Out of the lines in this data, how many include "title"? Give the number and nothing else.

───── Data for processing

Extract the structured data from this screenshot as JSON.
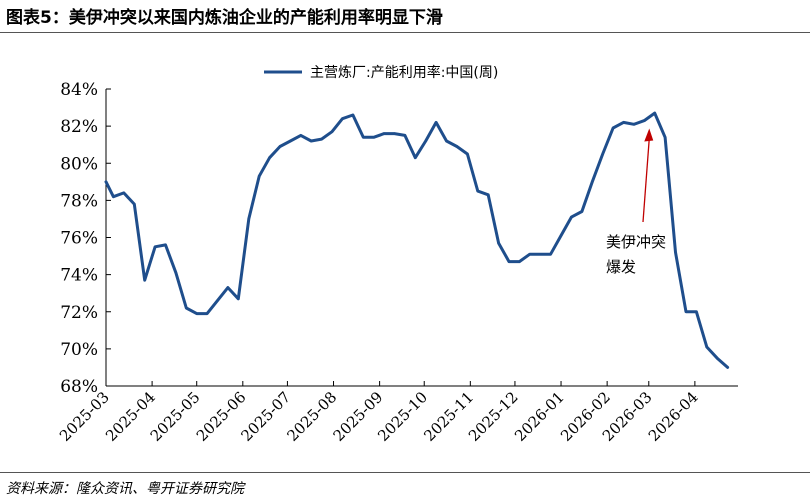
{
  "figure": {
    "title": "图表5：美伊冲突以来国内炼油企业的产能利用率明显下滑",
    "source": "资料来源：隆众资讯、粤开证券研究院"
  },
  "chart_data": {
    "type": "line",
    "title": "",
    "xlabel": "",
    "ylabel": "",
    "x_ticks": [
      "2025-03",
      "2025-04",
      "2025-05",
      "2025-06",
      "2025-07",
      "2025-08",
      "2025-09",
      "2025-10",
      "2025-11",
      "2025-12",
      "2026-01",
      "2026-02",
      "2026-03",
      "2026-04"
    ],
    "y_ticks": [
      "68%",
      "70%",
      "72%",
      "74%",
      "76%",
      "78%",
      "80%",
      "82%",
      "84%"
    ],
    "ylim": [
      68,
      84
    ],
    "grid": false,
    "legend": "top-center",
    "series": [
      {
        "name": "主营炼厂:产能利用率:中国(周)",
        "color": "#1f4e8c",
        "x": [
          "2025-03-01",
          "2025-03-06",
          "2025-03-13",
          "2025-03-20",
          "2025-03-27",
          "2025-04-03",
          "2025-04-10",
          "2025-04-17",
          "2025-04-24",
          "2025-05-01",
          "2025-05-08",
          "2025-05-15",
          "2025-05-22",
          "2025-05-29",
          "2025-06-05",
          "2025-06-12",
          "2025-06-19",
          "2025-06-26",
          "2025-07-03",
          "2025-07-10",
          "2025-07-17",
          "2025-07-24",
          "2025-07-31",
          "2025-08-07",
          "2025-08-14",
          "2025-08-21",
          "2025-08-28",
          "2025-09-04",
          "2025-09-11",
          "2025-09-18",
          "2025-09-25",
          "2025-10-02",
          "2025-10-09",
          "2025-10-16",
          "2025-10-23",
          "2025-10-30",
          "2025-11-06",
          "2025-11-13",
          "2025-11-20",
          "2025-11-27",
          "2025-12-04",
          "2025-12-11",
          "2025-12-18",
          "2025-12-25",
          "2026-01-01",
          "2026-01-08",
          "2026-01-15",
          "2026-01-22",
          "2026-01-29",
          "2026-02-05",
          "2026-02-12",
          "2026-02-19",
          "2026-02-26",
          "2026-03-05",
          "2026-03-12",
          "2026-03-19",
          "2026-03-26",
          "2026-04-02",
          "2026-04-09",
          "2026-04-16",
          "2026-04-23"
        ],
        "values": [
          79.0,
          78.2,
          78.4,
          77.8,
          73.7,
          75.5,
          75.6,
          74.1,
          72.2,
          71.9,
          71.9,
          72.6,
          73.3,
          72.7,
          77.0,
          79.3,
          80.3,
          80.9,
          81.2,
          81.5,
          81.2,
          81.3,
          81.7,
          82.4,
          82.6,
          81.4,
          81.4,
          81.6,
          81.6,
          81.5,
          80.3,
          81.2,
          82.2,
          81.2,
          80.9,
          80.5,
          78.5,
          78.3,
          75.7,
          74.7,
          74.7,
          75.1,
          75.1,
          75.1,
          76.1,
          77.1,
          77.4,
          79.0,
          80.5,
          81.9,
          82.2,
          82.1,
          82.3,
          82.7,
          81.4,
          75.2,
          72.0,
          72.0,
          70.1,
          69.5,
          69.0
        ]
      }
    ],
    "annotations": [
      {
        "line1": "美伊冲突",
        "line2": "爆发",
        "arrow_color": "#c00000",
        "points_to": "2026-03-02"
      }
    ]
  }
}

──────────

**Correct result**
2